#### [Task]
All of the material should be reproduced exactly, with pictures left out.

[Begin Data lines]

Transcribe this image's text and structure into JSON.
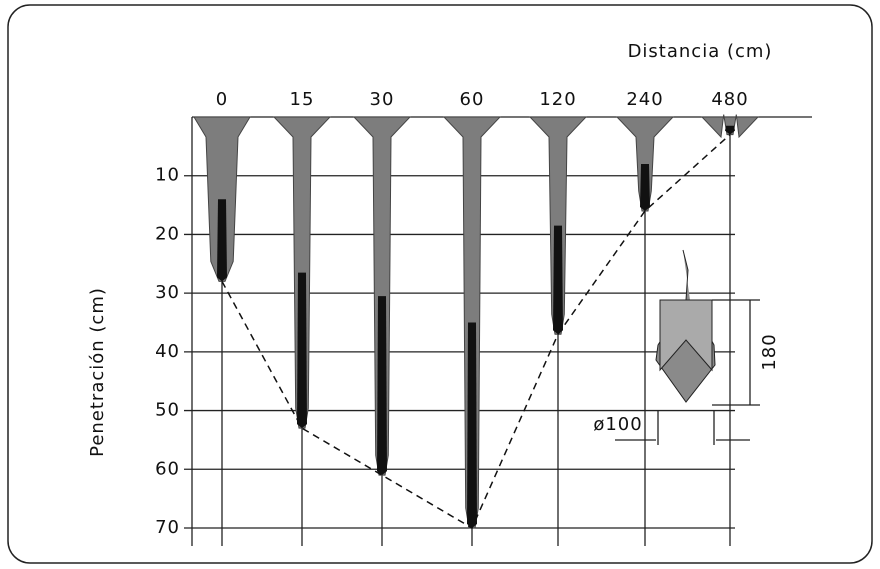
{
  "chart": {
    "x_title": "Distancia  (cm)",
    "y_title": "Penetración  (cm)",
    "distances": [
      "0",
      "15",
      "30",
      "60",
      "120",
      "240",
      "480"
    ],
    "depths": [
      28,
      53,
      61,
      70,
      37,
      16,
      3
    ],
    "yticks": [
      10,
      20,
      30,
      40,
      50,
      60,
      70
    ],
    "ylim": [
      0,
      70
    ]
  },
  "inset": {
    "height_label": "180",
    "diameter_label": "ø100"
  }
}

[End Data lines]

#### [Result for this exercise]
Transcribe this image's text and structure into JSON.
{
  "chart": {
    "x_title": "Distancia  (cm)",
    "y_title": "Penetración  (cm)",
    "distances": [
      "0",
      "15",
      "30",
      "60",
      "120",
      "240",
      "480"
    ],
    "depths": [
      28,
      53,
      61,
      70,
      37,
      16,
      3
    ],
    "yticks": [
      10,
      20,
      30,
      40,
      50,
      60,
      70
    ],
    "ylim": [
      0,
      70
    ]
  },
  "inset": {
    "height_label": "180",
    "diameter_label": "ø100"
  }
}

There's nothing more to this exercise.